STATED EXERCISE: Output every entry exactly, from the first line to the last.

[Start INFORMATION SUPPLIED]

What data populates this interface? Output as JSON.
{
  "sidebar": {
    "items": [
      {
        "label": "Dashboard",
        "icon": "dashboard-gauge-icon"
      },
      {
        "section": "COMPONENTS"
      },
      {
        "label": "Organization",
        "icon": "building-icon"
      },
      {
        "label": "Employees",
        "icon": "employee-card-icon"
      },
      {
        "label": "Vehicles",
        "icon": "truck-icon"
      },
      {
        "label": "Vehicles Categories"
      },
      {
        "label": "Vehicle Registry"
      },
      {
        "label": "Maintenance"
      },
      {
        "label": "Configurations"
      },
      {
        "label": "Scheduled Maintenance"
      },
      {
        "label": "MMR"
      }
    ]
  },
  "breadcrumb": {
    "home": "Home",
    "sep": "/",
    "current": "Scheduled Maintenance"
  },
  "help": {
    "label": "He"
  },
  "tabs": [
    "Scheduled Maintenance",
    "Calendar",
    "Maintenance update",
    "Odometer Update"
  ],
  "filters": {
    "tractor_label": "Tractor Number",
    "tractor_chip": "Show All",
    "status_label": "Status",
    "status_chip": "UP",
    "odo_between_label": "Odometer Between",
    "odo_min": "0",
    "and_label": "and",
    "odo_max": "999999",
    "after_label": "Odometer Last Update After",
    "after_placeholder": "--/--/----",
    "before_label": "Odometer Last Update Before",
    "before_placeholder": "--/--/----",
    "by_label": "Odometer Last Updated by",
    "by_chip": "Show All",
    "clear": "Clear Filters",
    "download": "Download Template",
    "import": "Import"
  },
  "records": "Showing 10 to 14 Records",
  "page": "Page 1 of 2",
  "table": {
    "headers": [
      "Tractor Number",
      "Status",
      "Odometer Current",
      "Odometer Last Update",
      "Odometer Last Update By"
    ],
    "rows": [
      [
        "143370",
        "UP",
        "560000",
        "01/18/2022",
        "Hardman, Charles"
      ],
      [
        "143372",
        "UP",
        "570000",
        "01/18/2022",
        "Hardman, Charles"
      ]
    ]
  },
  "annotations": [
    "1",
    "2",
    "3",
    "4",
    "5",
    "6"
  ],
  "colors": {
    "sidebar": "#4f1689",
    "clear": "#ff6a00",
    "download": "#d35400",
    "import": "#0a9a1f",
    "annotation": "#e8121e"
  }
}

[End INFORMATION SUPPLIED]

TASK SOLUTION:
What data populates this interface? Output as JSON.
{
  "sidebar": {
    "items": [
      {
        "label": "Dashboard",
        "icon": "dashboard-gauge-icon"
      },
      {
        "section": "COMPONENTS"
      },
      {
        "label": "Organization",
        "icon": "building-icon"
      },
      {
        "label": "Employees",
        "icon": "employee-card-icon"
      },
      {
        "label": "Vehicles",
        "icon": "truck-icon"
      },
      {
        "label": "Vehicles Categories"
      },
      {
        "label": "Vehicle Registry"
      },
      {
        "label": "Maintenance"
      },
      {
        "label": "Configurations"
      },
      {
        "label": "Scheduled Maintenance"
      },
      {
        "label": "MMR"
      }
    ]
  },
  "breadcrumb": {
    "home": "Home",
    "sep": "/",
    "current": "Scheduled Maintenance"
  },
  "help": {
    "label": "He"
  },
  "tabs": [
    "Scheduled Maintenance",
    "Calendar",
    "Maintenance update",
    "Odometer Update"
  ],
  "filters": {
    "tractor_label": "Tractor Number",
    "tractor_chip": "Show All",
    "status_label": "Status",
    "status_chip": "UP",
    "odo_between_label": "Odometer Between",
    "odo_min": "0",
    "and_label": "and",
    "odo_max": "999999",
    "after_label": "Odometer Last Update After",
    "after_placeholder": "--/--/----",
    "before_label": "Odometer Last Update Before",
    "before_placeholder": "--/--/----",
    "by_label": "Odometer Last Updated by",
    "by_chip": "Show All",
    "clear": "Clear Filters",
    "download": "Download Template",
    "import": "Import"
  },
  "records": "Showing 10 to 14 Records",
  "page": "Page 1 of 2",
  "table": {
    "headers": [
      "Tractor Number",
      "Status",
      "Odometer Current",
      "Odometer Last Update",
      "Odometer Last Update By"
    ],
    "rows": [
      [
        "143370",
        "UP",
        "560000",
        "01/18/2022",
        "Hardman, Charles"
      ],
      [
        "143372",
        "UP",
        "570000",
        "01/18/2022",
        "Hardman, Charles"
      ]
    ]
  },
  "annotations": [
    "1",
    "2",
    "3",
    "4",
    "5",
    "6"
  ],
  "colors": {
    "sidebar": "#4f1689",
    "clear": "#ff6a00",
    "download": "#d35400",
    "import": "#0a9a1f",
    "annotation": "#e8121e"
  }
}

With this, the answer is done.